§ **Exercise prompt**: Search the records for "text" and copy each line that holds it.

§ **Provided records**:
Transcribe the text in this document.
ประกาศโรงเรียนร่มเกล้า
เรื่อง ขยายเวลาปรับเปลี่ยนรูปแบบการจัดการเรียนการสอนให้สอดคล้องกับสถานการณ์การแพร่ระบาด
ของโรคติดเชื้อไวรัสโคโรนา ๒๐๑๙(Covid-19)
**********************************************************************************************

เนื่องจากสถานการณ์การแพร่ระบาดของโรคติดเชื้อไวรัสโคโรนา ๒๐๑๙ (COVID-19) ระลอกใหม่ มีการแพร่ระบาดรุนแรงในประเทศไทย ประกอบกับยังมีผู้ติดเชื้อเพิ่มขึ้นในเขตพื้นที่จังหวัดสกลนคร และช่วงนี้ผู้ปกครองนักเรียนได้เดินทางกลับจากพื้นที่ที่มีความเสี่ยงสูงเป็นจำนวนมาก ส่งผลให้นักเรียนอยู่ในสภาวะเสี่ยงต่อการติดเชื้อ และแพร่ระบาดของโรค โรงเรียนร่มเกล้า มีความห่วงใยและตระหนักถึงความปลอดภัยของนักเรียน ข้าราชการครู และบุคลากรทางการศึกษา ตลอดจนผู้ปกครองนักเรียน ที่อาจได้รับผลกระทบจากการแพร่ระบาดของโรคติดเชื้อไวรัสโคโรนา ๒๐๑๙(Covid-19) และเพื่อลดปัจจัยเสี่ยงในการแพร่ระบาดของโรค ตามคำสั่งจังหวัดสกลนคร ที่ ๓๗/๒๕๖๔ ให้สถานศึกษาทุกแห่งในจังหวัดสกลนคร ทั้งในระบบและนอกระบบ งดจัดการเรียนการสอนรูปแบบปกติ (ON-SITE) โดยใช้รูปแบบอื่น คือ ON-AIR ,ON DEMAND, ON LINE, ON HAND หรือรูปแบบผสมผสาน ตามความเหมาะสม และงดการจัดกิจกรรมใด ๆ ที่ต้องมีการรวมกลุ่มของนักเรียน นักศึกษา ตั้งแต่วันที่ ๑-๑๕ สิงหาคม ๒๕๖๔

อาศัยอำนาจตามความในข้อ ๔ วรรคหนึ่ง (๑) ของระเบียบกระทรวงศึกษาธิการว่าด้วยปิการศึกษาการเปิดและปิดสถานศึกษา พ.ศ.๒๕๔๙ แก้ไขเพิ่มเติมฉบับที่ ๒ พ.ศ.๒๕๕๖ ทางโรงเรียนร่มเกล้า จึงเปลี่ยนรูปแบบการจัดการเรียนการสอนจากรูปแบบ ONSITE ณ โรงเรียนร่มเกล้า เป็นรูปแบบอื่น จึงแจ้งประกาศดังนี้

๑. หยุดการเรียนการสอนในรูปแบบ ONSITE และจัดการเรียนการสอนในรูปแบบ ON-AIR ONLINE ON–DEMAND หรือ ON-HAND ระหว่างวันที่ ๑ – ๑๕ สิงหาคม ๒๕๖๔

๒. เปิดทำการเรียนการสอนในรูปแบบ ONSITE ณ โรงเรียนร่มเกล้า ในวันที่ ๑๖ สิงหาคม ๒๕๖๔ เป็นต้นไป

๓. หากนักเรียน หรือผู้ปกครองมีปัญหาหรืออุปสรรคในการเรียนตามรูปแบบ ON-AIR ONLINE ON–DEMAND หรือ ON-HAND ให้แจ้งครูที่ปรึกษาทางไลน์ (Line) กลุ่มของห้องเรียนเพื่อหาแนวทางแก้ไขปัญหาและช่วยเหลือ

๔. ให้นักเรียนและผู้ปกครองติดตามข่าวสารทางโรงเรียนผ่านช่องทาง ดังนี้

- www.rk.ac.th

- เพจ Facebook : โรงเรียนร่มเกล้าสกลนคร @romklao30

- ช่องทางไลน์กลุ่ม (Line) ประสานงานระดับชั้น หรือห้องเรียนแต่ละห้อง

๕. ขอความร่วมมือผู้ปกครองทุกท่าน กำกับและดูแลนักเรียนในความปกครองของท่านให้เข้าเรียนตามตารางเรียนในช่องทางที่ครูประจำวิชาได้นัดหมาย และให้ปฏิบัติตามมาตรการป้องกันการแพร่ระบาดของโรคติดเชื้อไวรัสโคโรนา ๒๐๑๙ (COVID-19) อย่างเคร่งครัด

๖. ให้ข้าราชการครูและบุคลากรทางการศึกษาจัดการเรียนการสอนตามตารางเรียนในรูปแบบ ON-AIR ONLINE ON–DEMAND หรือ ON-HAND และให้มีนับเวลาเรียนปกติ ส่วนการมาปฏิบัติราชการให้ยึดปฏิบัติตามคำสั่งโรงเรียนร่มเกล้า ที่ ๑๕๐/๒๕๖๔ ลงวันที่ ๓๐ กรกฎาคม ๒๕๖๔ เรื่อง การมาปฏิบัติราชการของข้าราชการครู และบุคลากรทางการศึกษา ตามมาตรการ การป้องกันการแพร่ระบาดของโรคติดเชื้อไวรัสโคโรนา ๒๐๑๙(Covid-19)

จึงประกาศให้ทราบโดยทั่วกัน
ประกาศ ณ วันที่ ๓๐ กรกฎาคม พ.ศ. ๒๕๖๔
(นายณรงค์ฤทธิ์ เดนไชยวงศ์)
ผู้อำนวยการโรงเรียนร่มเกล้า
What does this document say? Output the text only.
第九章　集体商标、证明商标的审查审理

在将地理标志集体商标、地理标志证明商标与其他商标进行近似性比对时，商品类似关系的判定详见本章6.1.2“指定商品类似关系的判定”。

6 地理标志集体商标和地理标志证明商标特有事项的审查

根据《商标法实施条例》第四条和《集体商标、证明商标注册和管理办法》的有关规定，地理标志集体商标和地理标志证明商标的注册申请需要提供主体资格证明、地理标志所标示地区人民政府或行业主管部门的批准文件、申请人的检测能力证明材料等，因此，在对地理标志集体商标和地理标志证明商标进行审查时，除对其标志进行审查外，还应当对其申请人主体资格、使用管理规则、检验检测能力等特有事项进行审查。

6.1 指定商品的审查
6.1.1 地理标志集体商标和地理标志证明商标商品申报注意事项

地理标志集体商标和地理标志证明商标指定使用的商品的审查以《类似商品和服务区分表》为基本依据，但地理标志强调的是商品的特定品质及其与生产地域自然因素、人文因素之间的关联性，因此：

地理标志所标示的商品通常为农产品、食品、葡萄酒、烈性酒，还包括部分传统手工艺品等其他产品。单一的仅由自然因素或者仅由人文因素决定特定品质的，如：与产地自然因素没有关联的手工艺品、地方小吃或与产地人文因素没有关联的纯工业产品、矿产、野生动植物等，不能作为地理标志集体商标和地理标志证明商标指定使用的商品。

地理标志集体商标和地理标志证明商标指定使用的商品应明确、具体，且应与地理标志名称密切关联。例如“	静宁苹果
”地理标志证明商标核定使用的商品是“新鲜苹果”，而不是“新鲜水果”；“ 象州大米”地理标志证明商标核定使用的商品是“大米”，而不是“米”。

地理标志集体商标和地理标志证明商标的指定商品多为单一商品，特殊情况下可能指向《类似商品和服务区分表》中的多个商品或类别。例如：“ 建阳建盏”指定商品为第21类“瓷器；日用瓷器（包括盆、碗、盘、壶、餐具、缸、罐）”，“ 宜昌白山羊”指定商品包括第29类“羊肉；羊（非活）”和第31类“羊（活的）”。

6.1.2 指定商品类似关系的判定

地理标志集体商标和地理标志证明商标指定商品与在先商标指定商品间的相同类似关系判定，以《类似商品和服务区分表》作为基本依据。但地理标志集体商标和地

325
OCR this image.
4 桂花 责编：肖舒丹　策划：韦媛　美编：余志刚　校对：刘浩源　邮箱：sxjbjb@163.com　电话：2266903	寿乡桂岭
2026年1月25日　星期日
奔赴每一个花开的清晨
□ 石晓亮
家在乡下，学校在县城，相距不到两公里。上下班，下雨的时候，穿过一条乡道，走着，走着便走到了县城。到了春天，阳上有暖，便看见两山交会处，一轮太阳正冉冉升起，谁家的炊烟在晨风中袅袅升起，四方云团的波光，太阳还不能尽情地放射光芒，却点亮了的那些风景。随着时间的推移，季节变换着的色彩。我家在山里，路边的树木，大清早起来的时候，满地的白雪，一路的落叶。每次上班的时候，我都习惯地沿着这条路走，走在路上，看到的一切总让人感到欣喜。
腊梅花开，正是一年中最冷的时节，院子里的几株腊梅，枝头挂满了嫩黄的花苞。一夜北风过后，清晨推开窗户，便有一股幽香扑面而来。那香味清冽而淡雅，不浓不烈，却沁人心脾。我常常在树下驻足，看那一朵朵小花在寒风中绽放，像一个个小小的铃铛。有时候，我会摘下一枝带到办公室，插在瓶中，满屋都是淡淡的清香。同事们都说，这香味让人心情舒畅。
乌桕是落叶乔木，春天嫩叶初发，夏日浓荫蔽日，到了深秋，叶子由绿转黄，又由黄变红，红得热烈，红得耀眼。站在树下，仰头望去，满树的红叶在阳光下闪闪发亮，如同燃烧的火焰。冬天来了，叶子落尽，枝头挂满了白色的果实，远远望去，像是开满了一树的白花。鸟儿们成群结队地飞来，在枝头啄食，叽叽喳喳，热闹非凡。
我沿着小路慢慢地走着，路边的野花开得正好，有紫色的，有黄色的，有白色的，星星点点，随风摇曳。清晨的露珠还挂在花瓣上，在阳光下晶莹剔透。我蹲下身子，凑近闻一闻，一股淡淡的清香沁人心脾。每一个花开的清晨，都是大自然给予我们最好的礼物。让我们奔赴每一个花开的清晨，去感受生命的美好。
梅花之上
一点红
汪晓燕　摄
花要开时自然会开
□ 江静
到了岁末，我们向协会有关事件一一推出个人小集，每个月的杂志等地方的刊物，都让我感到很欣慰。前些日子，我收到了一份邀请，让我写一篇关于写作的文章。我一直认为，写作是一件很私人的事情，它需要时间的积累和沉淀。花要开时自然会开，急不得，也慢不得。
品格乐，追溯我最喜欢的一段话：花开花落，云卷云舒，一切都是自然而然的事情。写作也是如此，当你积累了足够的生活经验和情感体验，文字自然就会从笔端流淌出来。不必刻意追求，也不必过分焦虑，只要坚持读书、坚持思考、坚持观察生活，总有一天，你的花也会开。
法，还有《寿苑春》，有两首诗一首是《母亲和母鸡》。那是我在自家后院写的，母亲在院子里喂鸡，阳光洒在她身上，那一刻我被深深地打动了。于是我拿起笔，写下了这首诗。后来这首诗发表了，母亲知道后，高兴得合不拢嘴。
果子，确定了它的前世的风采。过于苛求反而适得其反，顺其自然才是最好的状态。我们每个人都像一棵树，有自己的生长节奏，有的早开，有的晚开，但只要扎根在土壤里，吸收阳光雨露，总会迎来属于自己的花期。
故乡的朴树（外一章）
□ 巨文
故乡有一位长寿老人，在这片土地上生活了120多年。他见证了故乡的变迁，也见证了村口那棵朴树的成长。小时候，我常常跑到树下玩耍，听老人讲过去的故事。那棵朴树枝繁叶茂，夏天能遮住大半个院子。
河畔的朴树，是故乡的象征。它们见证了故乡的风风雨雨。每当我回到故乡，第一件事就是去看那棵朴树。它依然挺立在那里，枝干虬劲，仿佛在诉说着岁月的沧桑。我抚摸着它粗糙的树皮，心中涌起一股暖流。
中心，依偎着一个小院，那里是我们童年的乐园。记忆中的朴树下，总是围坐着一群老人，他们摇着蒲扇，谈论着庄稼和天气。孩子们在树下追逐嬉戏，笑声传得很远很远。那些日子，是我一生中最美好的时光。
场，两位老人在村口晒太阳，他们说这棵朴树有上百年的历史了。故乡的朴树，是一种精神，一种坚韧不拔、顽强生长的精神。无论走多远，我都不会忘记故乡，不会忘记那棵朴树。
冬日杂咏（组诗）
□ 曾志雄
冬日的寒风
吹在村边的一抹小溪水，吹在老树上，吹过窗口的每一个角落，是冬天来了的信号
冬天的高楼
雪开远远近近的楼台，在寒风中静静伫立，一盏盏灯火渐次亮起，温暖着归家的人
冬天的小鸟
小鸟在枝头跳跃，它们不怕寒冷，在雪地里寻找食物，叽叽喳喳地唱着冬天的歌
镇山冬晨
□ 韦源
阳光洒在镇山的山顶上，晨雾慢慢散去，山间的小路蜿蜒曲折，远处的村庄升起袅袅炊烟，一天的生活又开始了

§ **Answer**:
Transcribe the text in this document.
What does this document say? Output the text only.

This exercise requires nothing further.